--- The data ---

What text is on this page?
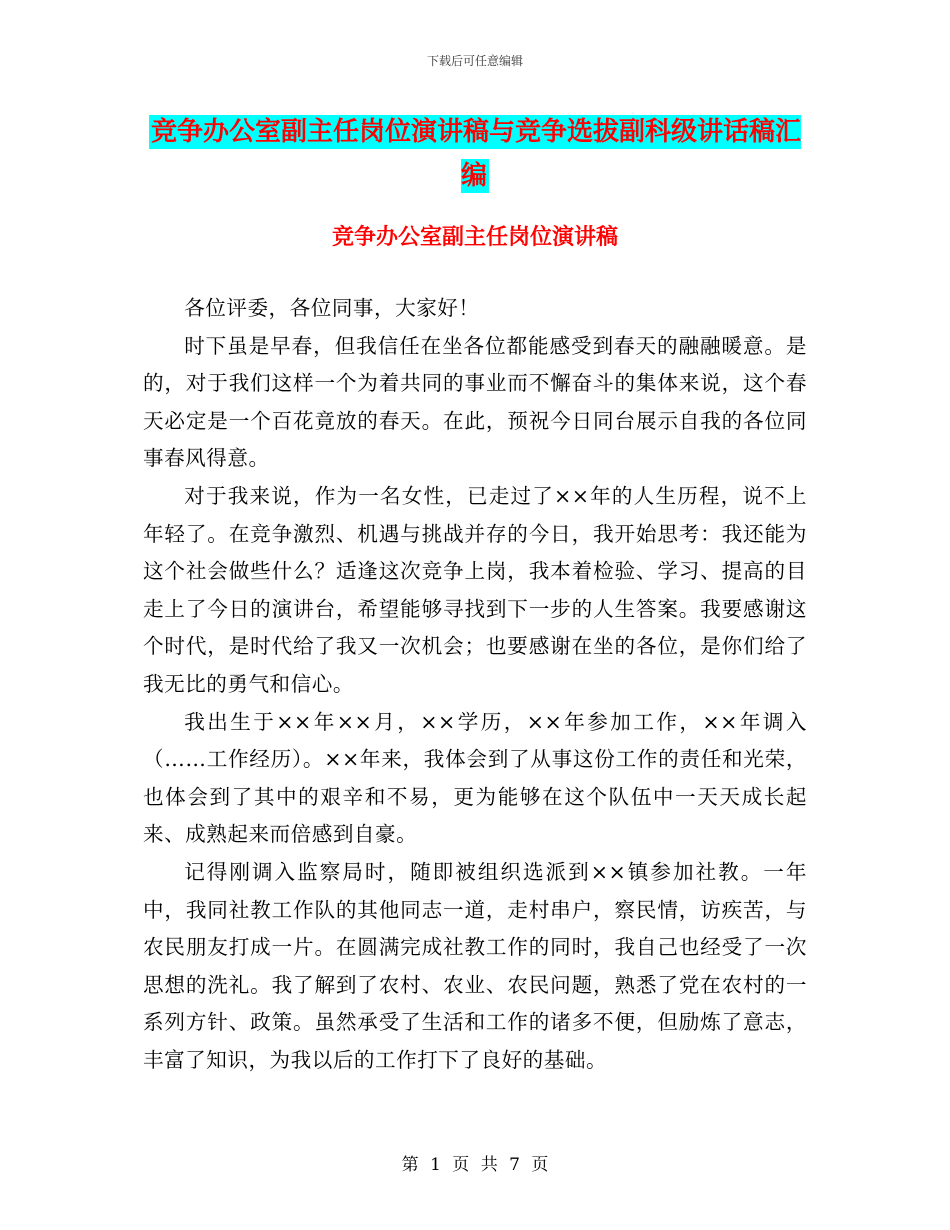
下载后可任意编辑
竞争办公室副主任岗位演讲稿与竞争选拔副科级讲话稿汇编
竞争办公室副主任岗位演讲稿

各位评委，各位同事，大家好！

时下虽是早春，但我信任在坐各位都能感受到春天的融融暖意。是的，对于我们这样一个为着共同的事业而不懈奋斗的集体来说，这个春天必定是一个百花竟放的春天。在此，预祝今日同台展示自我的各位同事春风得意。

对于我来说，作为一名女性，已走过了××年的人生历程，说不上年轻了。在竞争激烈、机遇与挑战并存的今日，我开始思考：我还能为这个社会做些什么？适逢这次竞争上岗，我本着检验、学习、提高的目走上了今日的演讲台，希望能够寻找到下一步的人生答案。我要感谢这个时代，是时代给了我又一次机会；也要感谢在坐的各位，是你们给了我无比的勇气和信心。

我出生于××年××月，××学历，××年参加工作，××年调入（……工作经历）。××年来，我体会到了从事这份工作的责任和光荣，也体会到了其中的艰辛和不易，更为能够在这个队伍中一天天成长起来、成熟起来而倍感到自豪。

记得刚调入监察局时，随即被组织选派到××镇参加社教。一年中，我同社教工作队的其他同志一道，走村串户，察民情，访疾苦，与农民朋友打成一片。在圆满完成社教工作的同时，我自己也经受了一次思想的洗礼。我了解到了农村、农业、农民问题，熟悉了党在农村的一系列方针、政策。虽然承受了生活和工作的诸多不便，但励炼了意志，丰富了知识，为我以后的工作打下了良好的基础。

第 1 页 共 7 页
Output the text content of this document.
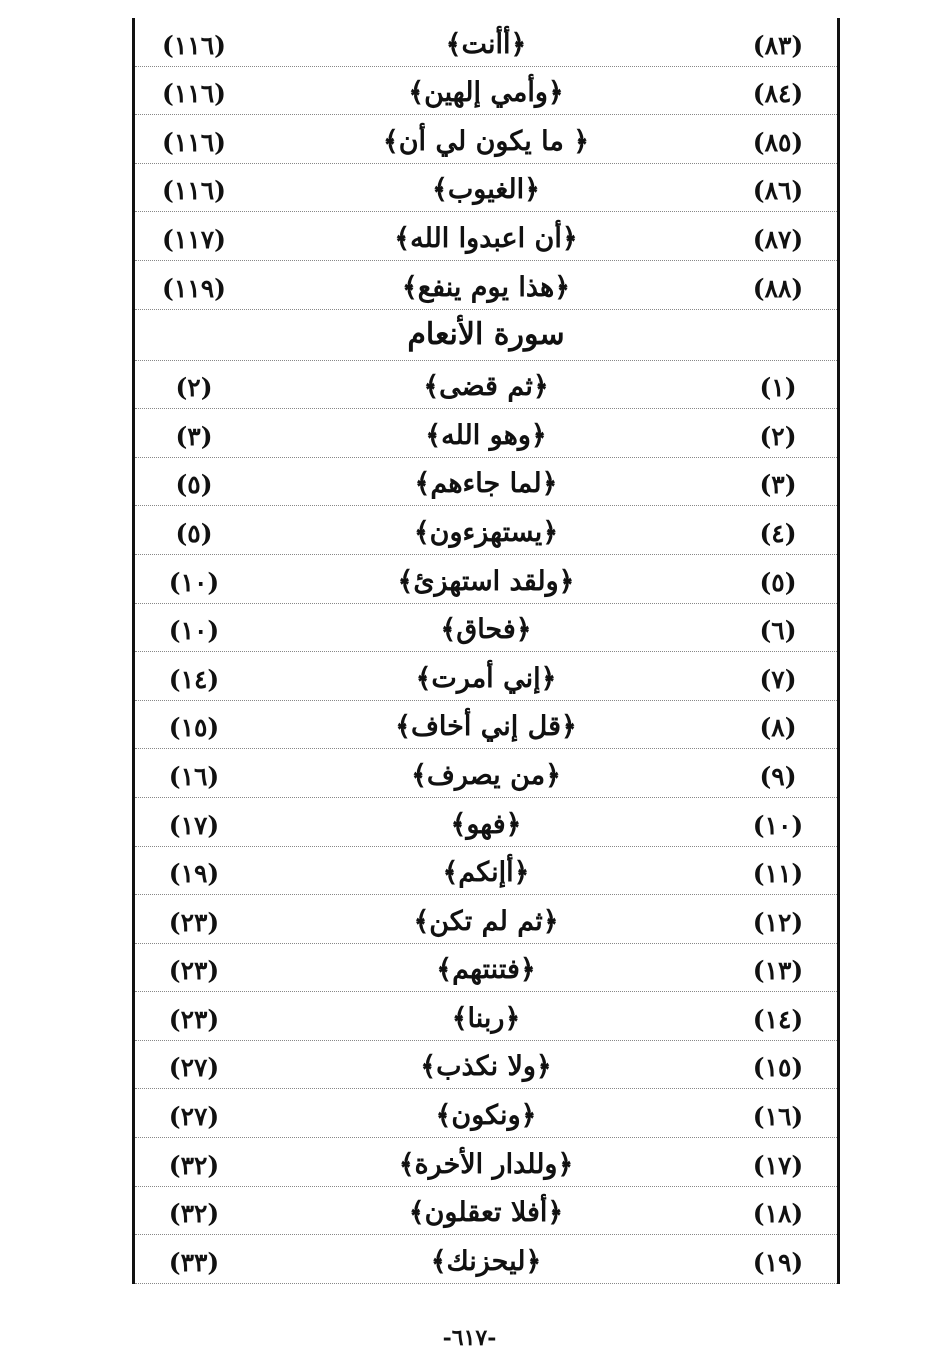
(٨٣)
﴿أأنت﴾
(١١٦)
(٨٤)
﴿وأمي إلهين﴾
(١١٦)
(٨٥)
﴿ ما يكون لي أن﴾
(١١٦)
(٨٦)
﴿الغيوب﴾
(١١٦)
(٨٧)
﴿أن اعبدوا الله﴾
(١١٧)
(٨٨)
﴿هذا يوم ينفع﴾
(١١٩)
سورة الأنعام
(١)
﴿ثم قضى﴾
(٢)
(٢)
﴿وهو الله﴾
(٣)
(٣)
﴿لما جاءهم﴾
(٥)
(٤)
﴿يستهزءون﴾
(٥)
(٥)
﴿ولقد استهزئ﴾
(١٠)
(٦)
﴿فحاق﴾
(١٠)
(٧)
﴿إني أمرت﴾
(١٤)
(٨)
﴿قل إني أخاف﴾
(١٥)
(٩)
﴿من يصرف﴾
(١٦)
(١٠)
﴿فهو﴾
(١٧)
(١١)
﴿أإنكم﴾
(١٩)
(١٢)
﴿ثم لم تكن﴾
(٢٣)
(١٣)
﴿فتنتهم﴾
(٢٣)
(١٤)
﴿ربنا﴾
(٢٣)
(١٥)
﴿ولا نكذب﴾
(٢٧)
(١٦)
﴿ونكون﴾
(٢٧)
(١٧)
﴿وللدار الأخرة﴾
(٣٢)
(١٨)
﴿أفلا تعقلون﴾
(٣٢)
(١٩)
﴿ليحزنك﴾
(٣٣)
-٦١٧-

---
--- The data ---

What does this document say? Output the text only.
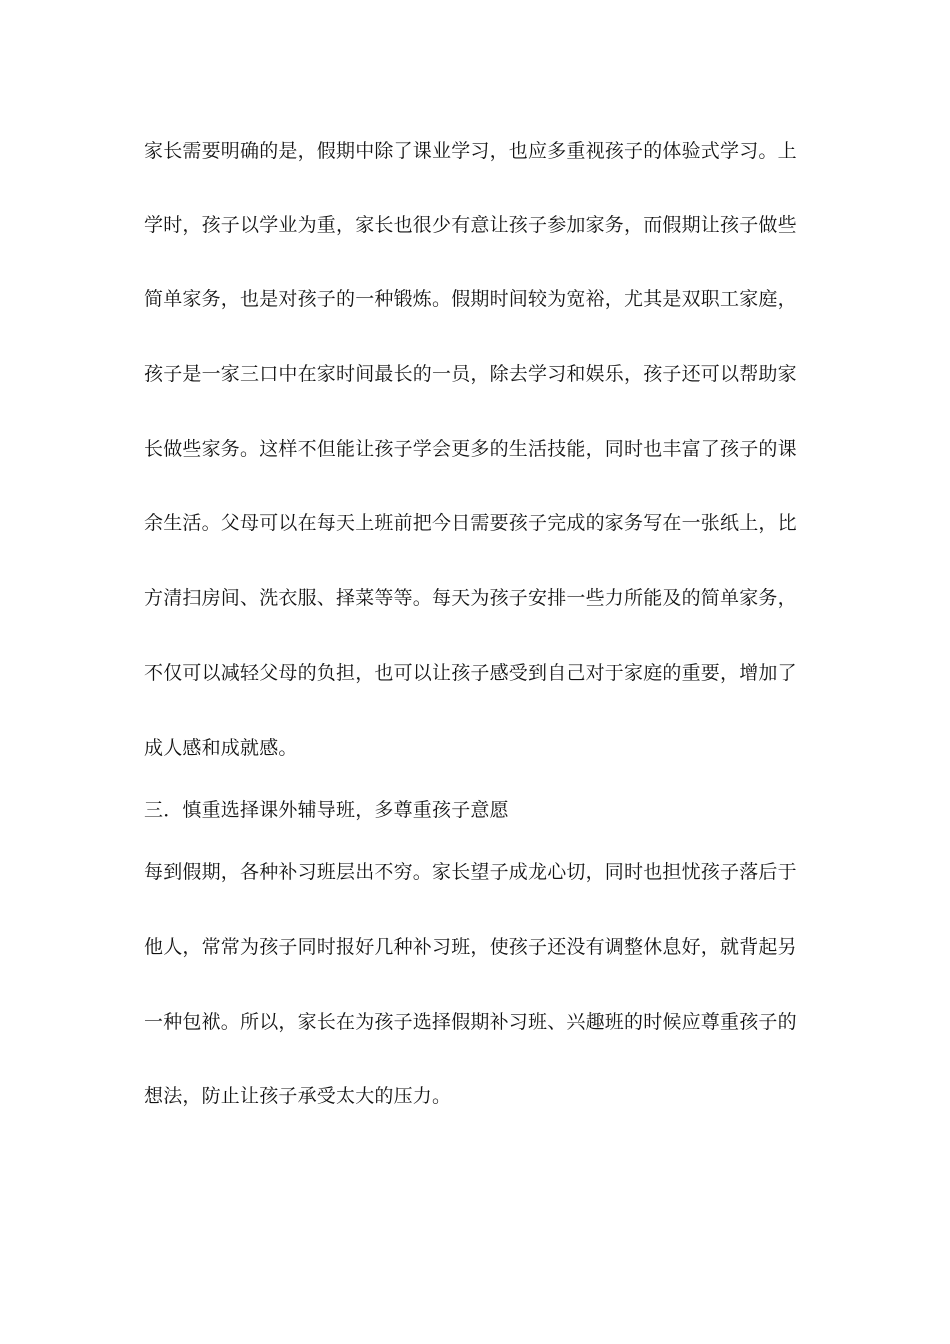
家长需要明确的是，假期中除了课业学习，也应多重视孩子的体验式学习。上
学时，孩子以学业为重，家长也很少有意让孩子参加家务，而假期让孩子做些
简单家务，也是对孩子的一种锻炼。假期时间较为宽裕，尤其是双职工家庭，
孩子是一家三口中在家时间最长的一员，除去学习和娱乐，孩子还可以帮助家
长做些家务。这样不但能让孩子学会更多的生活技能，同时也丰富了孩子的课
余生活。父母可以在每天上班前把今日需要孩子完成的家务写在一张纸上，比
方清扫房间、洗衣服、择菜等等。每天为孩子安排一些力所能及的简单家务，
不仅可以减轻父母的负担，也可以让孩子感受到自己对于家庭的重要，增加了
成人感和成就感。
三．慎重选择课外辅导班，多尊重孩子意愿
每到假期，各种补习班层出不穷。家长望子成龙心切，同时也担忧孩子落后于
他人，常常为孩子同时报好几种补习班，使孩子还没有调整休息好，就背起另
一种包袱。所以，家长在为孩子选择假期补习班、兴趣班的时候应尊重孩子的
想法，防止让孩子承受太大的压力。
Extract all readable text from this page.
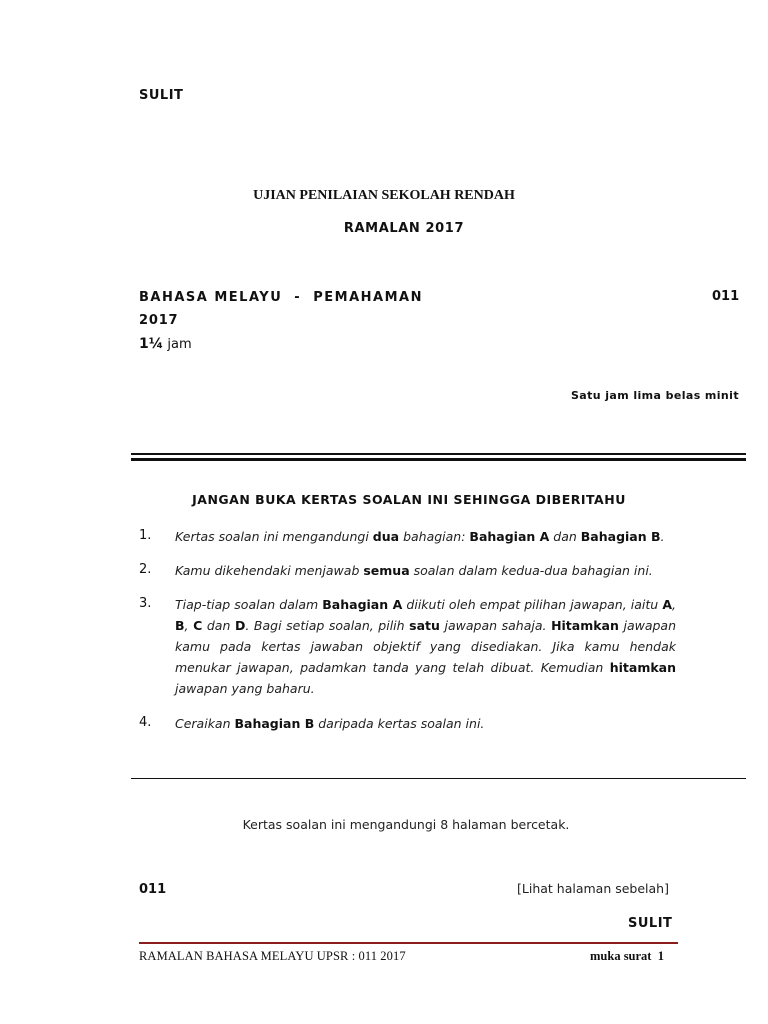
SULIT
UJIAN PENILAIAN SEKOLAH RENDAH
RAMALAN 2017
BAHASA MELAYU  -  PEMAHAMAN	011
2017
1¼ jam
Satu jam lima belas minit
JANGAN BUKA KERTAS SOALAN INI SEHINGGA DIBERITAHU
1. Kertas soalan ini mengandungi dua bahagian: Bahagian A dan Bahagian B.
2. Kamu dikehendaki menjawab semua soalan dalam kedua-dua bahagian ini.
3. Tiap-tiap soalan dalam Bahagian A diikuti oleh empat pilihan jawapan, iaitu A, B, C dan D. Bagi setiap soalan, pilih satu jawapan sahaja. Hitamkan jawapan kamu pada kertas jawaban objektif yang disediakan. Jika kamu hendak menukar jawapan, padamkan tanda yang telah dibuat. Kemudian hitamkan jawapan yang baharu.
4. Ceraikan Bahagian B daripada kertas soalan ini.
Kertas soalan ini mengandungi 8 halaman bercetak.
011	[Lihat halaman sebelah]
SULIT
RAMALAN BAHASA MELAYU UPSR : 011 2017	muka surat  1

---
--- The data ---

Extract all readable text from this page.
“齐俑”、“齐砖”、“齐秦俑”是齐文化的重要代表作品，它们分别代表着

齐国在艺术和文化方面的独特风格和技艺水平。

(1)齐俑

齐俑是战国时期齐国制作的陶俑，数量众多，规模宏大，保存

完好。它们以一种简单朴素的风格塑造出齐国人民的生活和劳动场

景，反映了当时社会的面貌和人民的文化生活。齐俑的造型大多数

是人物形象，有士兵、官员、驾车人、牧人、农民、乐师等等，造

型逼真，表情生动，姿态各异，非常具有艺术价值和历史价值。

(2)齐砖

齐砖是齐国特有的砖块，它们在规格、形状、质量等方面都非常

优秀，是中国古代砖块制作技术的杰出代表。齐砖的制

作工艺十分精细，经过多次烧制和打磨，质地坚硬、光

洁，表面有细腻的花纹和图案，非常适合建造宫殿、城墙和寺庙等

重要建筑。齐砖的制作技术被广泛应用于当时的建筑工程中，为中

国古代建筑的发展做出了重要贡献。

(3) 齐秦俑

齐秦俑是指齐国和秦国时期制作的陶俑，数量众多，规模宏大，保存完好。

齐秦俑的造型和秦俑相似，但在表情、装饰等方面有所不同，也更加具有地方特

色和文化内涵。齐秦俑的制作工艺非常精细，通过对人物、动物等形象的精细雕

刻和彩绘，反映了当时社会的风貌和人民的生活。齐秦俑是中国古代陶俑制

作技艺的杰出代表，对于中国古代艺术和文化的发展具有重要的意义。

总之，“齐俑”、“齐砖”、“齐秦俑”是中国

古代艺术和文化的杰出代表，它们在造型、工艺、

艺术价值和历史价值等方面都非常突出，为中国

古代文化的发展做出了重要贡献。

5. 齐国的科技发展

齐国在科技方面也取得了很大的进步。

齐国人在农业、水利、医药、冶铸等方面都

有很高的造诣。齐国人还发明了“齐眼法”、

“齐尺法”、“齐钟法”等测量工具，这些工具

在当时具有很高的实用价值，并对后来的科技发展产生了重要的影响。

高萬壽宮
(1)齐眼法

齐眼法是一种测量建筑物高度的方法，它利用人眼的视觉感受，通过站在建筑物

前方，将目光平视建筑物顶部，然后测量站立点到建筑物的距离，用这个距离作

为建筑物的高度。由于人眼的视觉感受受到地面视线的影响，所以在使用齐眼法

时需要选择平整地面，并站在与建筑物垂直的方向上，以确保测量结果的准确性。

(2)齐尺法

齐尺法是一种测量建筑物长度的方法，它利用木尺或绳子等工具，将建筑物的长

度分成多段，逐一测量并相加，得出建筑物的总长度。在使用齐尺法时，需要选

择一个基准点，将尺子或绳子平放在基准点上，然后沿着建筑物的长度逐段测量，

---

• Exercise description:
From the entries above, copy every line containing the word "text".

• Result below:
What text is on this page?
Output the text content of this document.
What does this document say? Output the text only.
Extract all readable text from this page.
Extract all readable text from this page.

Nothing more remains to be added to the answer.